* START Material provided *

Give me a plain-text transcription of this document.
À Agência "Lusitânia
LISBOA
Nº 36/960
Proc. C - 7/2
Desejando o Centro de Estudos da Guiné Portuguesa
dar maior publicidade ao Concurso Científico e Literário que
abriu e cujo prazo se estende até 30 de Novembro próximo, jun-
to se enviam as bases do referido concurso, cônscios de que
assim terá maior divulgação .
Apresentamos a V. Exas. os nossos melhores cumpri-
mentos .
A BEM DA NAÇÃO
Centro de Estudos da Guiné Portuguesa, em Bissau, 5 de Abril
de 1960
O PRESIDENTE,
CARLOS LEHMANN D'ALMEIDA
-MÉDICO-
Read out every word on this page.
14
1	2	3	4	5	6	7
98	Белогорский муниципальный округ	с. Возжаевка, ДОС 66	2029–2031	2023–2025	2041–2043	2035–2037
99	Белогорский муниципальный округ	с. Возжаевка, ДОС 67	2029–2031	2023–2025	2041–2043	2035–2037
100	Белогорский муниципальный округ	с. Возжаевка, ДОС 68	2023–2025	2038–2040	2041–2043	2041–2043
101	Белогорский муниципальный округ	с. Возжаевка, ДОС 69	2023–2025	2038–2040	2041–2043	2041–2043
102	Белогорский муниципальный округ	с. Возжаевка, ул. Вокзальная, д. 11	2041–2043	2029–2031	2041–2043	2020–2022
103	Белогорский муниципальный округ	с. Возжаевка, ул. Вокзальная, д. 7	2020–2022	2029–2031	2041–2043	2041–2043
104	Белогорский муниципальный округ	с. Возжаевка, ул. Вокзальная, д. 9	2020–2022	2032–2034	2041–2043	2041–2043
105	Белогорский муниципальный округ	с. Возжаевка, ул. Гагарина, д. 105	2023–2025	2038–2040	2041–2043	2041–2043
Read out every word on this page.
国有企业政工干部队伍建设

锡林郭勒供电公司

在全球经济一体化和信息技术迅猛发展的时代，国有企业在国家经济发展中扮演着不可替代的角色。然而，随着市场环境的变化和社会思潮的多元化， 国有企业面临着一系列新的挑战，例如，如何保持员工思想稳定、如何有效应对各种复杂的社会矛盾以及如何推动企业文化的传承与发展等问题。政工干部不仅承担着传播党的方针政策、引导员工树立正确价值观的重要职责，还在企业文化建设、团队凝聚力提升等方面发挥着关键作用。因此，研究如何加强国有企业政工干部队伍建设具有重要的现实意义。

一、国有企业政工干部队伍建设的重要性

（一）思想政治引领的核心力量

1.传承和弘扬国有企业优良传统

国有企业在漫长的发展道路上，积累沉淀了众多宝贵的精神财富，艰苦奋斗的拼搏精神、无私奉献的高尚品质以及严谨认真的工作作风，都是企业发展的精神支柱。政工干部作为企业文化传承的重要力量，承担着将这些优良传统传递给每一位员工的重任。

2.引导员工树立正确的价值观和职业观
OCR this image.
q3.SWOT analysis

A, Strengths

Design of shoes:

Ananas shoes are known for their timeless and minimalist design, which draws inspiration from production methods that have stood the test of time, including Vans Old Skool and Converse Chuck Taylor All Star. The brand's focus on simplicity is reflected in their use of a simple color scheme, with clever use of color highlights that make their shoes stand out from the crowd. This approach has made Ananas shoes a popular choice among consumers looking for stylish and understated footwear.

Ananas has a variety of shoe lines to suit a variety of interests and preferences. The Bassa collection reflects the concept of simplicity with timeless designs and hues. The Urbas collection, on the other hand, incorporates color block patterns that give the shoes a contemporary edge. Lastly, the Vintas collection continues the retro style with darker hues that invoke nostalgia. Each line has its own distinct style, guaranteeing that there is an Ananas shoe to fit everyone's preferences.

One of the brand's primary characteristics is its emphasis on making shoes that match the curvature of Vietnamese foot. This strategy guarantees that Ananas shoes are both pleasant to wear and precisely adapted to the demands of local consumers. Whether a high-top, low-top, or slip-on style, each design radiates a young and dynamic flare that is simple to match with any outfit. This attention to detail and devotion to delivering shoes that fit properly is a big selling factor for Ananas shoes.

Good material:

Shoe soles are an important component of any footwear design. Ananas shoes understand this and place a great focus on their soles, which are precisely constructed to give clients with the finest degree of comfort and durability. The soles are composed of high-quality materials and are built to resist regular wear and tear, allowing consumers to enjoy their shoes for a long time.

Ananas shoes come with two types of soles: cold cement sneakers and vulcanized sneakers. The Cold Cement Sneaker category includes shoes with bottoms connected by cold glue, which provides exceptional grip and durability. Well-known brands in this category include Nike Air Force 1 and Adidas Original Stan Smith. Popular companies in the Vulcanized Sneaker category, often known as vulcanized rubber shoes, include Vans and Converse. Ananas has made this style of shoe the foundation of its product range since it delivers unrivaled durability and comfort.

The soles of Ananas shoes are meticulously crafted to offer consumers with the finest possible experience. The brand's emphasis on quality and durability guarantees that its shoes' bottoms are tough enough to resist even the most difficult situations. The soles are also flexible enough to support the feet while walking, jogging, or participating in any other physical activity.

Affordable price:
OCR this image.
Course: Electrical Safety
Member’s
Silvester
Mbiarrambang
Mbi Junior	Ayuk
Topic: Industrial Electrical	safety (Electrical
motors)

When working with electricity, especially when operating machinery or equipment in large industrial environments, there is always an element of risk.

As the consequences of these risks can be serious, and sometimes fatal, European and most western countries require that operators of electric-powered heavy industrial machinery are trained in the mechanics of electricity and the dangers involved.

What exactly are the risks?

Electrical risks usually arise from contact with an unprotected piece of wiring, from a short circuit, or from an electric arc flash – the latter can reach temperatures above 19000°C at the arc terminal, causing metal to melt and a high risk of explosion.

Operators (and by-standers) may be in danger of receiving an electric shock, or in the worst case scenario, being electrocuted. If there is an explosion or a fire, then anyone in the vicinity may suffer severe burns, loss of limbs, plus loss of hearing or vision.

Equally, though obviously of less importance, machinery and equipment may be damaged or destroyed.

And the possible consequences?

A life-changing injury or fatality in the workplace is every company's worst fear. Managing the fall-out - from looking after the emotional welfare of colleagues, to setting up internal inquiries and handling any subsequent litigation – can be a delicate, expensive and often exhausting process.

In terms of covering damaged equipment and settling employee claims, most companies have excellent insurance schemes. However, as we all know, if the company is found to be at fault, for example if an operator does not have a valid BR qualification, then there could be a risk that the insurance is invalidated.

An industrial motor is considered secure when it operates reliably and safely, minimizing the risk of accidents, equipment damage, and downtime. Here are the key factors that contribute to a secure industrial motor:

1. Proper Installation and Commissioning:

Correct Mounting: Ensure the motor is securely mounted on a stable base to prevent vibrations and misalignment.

* END Material provided *

- _Given request_
From the listing above, pick out each line where the word "possible" appears.

- _The response_
The soles of Ananas shoes are meticulously crafted to offer consumers with the finest possible experience. The brand's emphasis on quality and durability guarantees that its shoes' bottoms are tough enough to resist even the most difficult situations. The soles are also flexible enough to support the feet while walking, jogging, or participating in any other physical activity.
And the possible consequences?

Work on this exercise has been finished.